Listed records ::
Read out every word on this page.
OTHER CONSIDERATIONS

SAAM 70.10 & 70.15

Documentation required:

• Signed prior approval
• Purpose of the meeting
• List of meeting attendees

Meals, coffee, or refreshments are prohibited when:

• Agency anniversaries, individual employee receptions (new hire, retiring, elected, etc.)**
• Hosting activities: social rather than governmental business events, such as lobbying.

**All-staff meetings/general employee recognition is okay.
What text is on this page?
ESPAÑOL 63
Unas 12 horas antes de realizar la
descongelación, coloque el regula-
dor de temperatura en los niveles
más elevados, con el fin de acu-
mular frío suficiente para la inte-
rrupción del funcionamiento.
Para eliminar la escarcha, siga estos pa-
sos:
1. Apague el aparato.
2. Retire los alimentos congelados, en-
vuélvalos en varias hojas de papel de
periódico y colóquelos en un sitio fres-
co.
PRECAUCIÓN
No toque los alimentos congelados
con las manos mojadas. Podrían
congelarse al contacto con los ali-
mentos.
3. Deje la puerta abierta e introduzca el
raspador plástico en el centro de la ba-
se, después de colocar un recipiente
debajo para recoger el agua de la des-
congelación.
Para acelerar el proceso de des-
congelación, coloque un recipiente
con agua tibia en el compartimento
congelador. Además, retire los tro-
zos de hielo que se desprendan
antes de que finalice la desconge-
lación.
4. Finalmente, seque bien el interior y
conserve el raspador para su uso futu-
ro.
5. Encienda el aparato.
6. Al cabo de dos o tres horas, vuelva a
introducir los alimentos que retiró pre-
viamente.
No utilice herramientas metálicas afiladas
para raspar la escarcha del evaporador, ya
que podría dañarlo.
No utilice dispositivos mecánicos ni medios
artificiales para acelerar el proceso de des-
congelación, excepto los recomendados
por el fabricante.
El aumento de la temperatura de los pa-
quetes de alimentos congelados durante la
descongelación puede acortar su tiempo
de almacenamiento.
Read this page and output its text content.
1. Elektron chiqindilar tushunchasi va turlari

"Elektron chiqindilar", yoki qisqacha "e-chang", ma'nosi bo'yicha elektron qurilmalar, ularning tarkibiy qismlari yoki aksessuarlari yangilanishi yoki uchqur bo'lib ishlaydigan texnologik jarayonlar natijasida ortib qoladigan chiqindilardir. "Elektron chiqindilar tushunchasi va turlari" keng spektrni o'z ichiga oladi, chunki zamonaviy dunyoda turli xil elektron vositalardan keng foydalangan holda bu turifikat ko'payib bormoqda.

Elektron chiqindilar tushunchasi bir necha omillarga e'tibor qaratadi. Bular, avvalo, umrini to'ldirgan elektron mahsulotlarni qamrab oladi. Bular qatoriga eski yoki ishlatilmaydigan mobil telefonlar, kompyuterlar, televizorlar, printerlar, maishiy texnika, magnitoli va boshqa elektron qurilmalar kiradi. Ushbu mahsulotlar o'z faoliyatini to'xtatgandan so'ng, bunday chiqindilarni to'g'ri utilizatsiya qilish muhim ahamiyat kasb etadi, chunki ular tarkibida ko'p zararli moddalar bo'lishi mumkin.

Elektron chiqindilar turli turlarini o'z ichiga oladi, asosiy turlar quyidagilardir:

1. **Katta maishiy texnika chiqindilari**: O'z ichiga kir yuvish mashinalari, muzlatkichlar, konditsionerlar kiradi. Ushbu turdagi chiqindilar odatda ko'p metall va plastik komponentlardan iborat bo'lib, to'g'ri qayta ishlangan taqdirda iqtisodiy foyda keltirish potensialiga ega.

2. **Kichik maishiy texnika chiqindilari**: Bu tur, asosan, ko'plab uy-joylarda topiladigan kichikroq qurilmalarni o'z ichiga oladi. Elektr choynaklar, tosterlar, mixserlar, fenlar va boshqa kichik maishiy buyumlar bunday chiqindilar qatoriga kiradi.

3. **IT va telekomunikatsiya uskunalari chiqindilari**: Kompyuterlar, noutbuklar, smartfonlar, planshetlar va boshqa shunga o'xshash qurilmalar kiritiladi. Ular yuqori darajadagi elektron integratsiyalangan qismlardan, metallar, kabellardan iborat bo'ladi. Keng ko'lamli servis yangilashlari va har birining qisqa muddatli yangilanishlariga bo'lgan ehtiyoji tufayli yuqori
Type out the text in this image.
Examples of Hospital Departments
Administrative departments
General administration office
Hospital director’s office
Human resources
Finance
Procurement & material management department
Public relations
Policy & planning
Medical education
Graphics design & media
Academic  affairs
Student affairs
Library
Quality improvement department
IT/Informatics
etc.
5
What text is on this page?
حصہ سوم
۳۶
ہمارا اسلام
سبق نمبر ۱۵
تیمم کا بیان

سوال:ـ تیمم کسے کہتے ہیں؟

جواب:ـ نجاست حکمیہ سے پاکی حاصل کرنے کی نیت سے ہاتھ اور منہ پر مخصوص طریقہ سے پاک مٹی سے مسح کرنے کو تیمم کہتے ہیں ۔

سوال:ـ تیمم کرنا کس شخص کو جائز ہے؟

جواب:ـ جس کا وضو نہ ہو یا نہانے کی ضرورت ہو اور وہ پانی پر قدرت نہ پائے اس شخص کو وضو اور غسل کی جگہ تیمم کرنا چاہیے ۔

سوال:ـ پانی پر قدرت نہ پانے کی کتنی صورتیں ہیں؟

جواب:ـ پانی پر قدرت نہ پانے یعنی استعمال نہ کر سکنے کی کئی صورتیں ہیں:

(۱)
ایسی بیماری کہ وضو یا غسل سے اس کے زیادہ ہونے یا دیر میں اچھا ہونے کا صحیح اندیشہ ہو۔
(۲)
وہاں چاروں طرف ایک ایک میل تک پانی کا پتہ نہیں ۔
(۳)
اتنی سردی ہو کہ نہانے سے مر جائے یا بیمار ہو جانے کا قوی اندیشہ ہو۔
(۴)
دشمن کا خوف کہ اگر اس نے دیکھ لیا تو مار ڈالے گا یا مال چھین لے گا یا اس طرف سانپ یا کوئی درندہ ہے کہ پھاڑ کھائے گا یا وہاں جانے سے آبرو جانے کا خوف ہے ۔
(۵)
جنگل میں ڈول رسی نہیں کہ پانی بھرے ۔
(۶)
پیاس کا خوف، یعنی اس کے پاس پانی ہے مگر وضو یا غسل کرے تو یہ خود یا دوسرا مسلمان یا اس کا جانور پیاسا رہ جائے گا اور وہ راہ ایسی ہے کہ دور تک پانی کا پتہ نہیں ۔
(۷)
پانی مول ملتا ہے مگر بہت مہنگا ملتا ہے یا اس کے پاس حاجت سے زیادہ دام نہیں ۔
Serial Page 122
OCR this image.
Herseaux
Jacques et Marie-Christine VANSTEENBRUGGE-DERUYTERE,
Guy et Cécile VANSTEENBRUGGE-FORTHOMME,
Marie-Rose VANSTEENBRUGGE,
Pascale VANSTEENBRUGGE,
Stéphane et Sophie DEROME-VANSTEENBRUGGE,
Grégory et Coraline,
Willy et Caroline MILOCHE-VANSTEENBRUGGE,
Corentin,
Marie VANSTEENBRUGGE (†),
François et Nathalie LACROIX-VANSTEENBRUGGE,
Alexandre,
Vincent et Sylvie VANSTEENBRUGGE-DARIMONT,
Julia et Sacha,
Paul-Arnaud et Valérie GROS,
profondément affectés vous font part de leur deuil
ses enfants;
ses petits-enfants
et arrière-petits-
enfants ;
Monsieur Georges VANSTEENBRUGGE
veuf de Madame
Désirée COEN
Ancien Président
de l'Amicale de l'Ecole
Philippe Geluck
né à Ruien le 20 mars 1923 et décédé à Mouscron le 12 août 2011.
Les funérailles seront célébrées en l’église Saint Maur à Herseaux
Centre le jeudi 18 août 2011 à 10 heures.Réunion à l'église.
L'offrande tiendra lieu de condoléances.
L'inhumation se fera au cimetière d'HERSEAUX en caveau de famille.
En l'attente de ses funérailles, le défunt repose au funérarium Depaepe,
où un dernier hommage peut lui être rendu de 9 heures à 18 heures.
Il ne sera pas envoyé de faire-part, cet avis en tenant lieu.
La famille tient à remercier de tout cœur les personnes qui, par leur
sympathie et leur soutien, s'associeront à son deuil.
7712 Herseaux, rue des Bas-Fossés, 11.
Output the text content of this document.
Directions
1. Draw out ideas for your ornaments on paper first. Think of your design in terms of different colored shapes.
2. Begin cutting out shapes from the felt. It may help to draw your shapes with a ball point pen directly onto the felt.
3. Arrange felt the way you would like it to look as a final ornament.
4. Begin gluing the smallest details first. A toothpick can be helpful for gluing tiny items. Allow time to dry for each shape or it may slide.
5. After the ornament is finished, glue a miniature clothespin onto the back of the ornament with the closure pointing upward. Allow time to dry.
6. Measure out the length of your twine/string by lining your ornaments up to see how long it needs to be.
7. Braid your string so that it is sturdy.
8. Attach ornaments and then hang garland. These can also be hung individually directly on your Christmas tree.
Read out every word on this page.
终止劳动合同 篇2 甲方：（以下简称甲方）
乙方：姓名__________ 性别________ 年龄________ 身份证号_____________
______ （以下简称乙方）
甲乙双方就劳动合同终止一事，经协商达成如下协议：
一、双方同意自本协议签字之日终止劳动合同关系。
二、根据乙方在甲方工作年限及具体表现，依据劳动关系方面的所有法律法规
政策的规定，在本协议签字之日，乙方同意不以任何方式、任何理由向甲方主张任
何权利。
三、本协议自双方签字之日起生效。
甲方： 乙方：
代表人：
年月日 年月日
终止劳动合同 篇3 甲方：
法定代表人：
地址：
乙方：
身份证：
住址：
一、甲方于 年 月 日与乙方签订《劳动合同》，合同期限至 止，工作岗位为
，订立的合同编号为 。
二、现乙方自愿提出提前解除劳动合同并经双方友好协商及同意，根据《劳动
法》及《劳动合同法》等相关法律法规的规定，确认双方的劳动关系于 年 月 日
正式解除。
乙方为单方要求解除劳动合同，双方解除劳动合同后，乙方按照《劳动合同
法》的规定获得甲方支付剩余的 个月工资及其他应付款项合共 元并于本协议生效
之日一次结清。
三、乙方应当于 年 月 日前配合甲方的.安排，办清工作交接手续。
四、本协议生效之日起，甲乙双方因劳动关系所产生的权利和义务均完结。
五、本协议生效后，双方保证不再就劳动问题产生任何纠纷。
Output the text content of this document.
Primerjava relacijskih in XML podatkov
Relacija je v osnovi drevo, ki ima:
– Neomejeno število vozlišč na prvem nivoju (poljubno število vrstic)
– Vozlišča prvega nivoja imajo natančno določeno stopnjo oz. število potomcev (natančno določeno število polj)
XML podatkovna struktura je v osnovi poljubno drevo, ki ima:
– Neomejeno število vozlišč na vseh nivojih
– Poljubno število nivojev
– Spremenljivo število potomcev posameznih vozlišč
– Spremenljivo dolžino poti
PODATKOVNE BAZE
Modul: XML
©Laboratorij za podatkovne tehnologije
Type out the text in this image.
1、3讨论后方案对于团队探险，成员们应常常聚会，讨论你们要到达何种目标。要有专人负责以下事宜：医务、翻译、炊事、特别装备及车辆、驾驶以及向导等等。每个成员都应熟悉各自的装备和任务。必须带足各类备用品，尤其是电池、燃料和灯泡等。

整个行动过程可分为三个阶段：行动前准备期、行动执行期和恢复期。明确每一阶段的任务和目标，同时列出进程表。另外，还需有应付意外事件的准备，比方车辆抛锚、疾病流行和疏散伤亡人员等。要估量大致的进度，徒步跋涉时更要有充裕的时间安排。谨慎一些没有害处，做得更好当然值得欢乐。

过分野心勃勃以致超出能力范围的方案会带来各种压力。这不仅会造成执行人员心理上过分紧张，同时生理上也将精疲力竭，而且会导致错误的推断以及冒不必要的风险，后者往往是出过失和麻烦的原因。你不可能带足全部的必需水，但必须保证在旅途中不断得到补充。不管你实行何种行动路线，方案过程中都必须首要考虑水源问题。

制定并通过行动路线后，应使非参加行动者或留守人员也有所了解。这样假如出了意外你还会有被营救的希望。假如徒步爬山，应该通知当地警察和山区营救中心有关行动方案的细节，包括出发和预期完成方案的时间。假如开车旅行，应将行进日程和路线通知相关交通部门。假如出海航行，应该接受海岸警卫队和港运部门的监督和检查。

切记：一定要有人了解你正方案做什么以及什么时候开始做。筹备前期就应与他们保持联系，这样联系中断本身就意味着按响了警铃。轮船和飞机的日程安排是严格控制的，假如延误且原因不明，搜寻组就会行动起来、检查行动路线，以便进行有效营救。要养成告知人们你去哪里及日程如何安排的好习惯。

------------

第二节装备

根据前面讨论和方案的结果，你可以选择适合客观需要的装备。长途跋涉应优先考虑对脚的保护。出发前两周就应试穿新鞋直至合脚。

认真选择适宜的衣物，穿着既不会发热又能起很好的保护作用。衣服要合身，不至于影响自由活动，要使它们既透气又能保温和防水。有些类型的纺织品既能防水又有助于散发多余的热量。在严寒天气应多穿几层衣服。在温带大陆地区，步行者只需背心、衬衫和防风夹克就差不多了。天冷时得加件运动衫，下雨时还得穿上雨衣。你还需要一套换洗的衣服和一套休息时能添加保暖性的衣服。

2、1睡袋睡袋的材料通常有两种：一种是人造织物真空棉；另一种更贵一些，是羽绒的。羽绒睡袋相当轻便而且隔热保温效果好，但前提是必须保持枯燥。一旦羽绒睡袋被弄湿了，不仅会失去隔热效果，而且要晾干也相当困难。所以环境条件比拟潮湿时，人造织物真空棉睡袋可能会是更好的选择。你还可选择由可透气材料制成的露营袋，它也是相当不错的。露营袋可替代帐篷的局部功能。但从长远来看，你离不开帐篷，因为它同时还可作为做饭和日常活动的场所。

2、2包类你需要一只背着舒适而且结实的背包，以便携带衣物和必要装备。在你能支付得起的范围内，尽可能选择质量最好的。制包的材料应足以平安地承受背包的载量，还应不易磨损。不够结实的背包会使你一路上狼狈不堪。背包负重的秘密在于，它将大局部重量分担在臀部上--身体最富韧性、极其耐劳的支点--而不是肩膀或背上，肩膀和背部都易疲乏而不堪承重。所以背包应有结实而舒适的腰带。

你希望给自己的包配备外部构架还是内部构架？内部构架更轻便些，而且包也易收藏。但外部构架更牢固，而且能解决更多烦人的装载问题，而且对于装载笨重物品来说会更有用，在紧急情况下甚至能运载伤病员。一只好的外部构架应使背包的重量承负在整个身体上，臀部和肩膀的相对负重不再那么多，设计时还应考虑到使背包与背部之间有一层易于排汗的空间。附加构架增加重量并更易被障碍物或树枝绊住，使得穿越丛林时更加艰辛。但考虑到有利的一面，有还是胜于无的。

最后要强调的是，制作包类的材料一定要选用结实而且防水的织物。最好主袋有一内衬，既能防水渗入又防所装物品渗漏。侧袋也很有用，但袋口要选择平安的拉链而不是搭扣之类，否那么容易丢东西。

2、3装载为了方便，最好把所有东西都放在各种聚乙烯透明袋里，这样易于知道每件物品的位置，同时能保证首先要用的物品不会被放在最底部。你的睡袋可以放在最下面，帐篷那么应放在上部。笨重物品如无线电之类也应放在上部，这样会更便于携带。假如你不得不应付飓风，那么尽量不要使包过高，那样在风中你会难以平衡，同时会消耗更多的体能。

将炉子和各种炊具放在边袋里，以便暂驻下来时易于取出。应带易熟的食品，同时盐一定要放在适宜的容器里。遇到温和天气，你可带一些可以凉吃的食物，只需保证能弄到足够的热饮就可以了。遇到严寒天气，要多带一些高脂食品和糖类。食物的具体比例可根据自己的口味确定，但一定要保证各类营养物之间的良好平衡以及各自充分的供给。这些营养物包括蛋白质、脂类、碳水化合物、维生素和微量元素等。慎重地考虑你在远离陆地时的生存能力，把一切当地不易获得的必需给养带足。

Problem statement ::
Report how many lines in the records above contain the word "horas", giving only the number.

Final result ::
2